Maometto II, ritratto di Gentile Bellini.

Il 29 maggio del 1453 Costantinopoli è perduta. L’imperatore Costantino XI Paleologo, armi in pugno, si getta nella mischia nei pressi della Porta di San Romano e scompare. Con lui muoiono anche le ultime vestigia dell’Impero romano. Dopo la caduta di Bisanzio tutta l’Europa è in pericolo. E lo sguardo del sultano Mehmet II si appunta sulla sterminata pianura ungherese.

I preparativi turchi Nel 1456 un’armata della stessa estensione di quella che aveva conquistato Costantinopoli marcia verso Belgrado, la porta dell’Europa. Venezia ha sottoscritto una pace separata con il sultano. Vienna è lontana. La Francia sta a guardare. Solo papa Callisto III interviene a favore dell’Ungheria . Indice una crociata e invia sette frati cappuccini, con a capo il settantenne Giovanni da Capestrano, a predicare nell’Europa orientale (in latino, affinché tutti comprendessero e visto che nessuno di essi parlava le lingue dell’Est) e raccogliere volontari per combattere l’Orda verde . Mentre i frati predicano e raccolgono un esercito di diecimila volontari, però, Mehmet II è già in vista delle mura di Belgrado e assedia il forte (in ungherese Nándorfehérvár).

Gli ungheresi Ad attendere le truppe musulmane c’è il nobile transilvano János Hunyadi, padre del futuro re Mattia Corvino, e già da due decenni a capo dell’esercito ungherese nella lotta contro i turchi. Hunyadi, forte della propria esperienza di guerra aveva previsto che le armate di Mehmet II avrebbero investito Belgrado con tutta la loro forza e dall’anno prima aveva iniziato i preparativi per la difesa, sapendo di non avere la forza di affrontare il nemico in campo aperto. Così dopo aver sottoscritto la pace o la tregua con i suoi avversari, aveva approvvigionato e riarmato al fortezza di Belgrado, lasciandovi una guarnigione di 7.000 uomini (tra cui un corpo di 200 balestrieri polacchi, fondamentali per la difesa delle mura) al comando del cognato Mihály Szilágyi e del figlio maggiore Laszlo Hunyadi. Lasciata Belgrado János Hunyadi si dedica a percorrere tutta l’Ungheria per arruolare un’armata di soccorso e costituire un flotta di 200 corvette per pattugliare i corsi d’acqua e colpire le navi turche che risalgono il Danubio. La nobiltà, i notabili cittadini e i ricchi commercianti, non rispondono all’appello, timorosi del potere che Hunyadi sta accumulando, ritenendolo più pericoloso degli stessi turchi. Il rifiuto del re magiaro Ladislao il Postumo di assumere la guida dell’esercito, inoltre, esenta di fatto la nobiltà dal prendere parte alla crociata. Identiche difficoltà incontra Giovanni da Capestrano, raccogliendo adesioni alla crociata tra contadini e i piccoli proprietari terrieri, spesso armati di fionde, mazze, falci e forconi. Sommando anche le bande di mercenari e alcune compagnie di cavalieri raccolte da Hunyadi e le persone che seguono i frati (solo dalla Germania partirono alla volta di Belgrado calzolai, sarti, tessitori, minatori, fornai, studenti, chierici) si arrivò ad una forza di 30.000 uomini. Mehmet II avanzava con almeno settantamila uomini perfettamente equipaggiati.

_Dati registrati_
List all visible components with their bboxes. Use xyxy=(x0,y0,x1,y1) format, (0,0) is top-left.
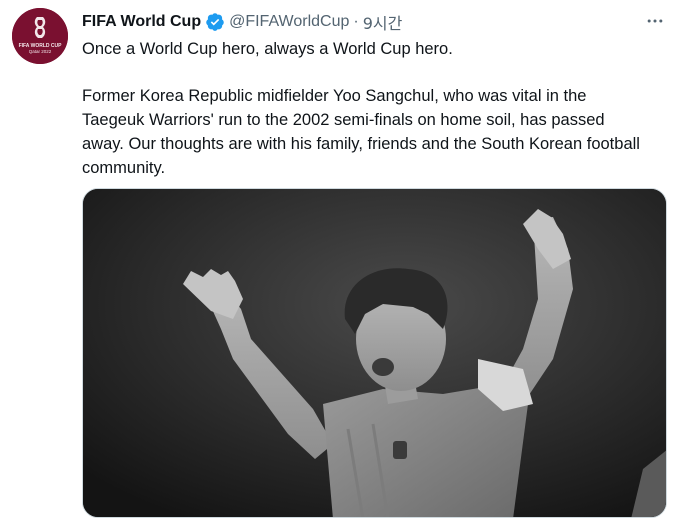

_Da fare_
[a] Ricopia il brano sull'assedio di Belgrado, cominciando da "Il 29 maggio" e proseguendo fino a "sterminata pianura ungherese.".
[b] Rispondi a queste domande sul brano sull'assedio di Belgrado:
(i) In che giorno cade Costantinopoli?
(ii) Di quanti uomini è la guarnigione lasciata nella fortezza di Belgrado?
(iii) Con quanti uomini avanzava Mehmet II?
[c] Prosegui il brano sull'assedio di Belgrado da dove si ferma.

_Risposte_
[a]
Il 29 maggio del 1453 Costantinopoli è perduta. L’imperatore Costantino XI Paleologo, armi in pugno, si getta nella mischia nei pressi della Porta di San Romano e scompare. Con lui muoiono anche le ultime vestigia dell’Impero romano. Dopo la caduta di Bisanzio tutta l’Europa è in pericolo. E lo sguardo del sultano Mehmet II si appunta sulla sterminata pianura ungherese.

[b]
(i) Il 29 maggio 1453.
(ii) 7.000 uomini.
(iii) Almeno settantamila uomini.

[c]
L’assedio Il 28 giugno del 1456 gli uomini di Szilágyi osservano all’orizzonte le truppe turche che sfilano dietro il vessillo con la coda di cavallo e si posizionano sulle alture davanti alla fortezza. Il 29 Mehmet dà l’ordine di iniziare a bombardare le mura con i cannoni trascinati a forza fino sopra le colline, mentre dispone le sue forze con i rumeli (fanteria leggera e artiglieria) sul lato destro, i corpi di fanteria pesante dell’Anatolia sul lato sinistro e riservando il centro ai suoi giannizzeri. La cavalleria leggera, gli spahis, pattugliava il Danubio ad est, mentre una parte della flotta presidiava la Sava a sud-ovest e a nord-ovest per evitare che eventuali rinforzi raggiungessero la fortezza.
Hunyadi proseguiva l’opera di reclutamento di truppe e sperava di giungere in tempo per rompere l’assedio, facendo affidamento sulla resistenza della rocca bizantina trasformata da Stefan Lazarevic, nel 1404, in un castello tra i meglio costruiti e difesi dell’Europa. La costruzione era dotata di tre linee difensive, del castello interno con il palazzo, un grande dongione (o maschio) difensivo, la città alta, quattro cancelli e una doppia cinta di mura. La città bassa con la cattedrale e il porto sul Danubio furono rinforzate da trincee, cancelli e nuove mura. Nel corso degli anni vennero aggiunte altre torri, compresa a Nebojsa costruita appositamente per ospitare per l’artiglieria.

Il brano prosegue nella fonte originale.